(Exercise description):
Filter the entries below, keeping only lines with the word "entity".

========================

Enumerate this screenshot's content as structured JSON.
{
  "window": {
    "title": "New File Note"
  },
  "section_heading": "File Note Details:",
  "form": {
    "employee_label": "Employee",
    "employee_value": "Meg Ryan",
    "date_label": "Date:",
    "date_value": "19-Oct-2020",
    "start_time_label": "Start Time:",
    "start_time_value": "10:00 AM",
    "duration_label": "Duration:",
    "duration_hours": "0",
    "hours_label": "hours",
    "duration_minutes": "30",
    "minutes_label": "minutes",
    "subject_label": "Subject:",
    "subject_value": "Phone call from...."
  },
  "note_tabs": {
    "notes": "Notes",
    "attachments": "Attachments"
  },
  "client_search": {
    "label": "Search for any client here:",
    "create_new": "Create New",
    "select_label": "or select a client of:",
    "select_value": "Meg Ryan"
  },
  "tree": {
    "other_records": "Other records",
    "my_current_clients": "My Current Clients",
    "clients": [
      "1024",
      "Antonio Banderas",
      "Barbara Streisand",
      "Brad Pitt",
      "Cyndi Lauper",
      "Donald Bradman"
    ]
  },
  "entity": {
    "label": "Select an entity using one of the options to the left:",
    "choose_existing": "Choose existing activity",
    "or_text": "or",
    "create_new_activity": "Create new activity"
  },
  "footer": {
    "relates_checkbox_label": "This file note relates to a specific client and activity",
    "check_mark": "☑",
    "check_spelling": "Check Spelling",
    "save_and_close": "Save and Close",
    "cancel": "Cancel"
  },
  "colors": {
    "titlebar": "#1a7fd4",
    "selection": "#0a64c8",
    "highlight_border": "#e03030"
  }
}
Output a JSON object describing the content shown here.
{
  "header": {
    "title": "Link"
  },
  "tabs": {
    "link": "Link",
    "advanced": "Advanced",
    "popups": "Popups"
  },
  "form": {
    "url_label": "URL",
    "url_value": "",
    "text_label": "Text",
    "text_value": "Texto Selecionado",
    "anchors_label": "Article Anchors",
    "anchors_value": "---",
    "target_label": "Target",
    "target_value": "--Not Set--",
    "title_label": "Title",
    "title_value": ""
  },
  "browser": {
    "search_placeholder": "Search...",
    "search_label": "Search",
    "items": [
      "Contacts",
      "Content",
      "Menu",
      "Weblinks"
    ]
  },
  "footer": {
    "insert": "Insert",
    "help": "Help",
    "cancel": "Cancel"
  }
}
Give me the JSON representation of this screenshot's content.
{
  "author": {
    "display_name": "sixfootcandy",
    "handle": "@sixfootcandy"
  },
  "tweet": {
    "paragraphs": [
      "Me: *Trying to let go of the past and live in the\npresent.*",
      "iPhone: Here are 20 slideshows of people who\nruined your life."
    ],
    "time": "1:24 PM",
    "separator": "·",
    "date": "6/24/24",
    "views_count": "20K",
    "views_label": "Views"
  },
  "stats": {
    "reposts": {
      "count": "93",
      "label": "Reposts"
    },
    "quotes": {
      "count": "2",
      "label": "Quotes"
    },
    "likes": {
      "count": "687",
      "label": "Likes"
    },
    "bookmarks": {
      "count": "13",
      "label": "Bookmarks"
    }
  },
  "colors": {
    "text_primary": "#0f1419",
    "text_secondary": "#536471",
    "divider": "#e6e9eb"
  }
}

========================

(Answer to this exercise):
  "entity": {
    "label": "Select an entity using one of the options to the left:",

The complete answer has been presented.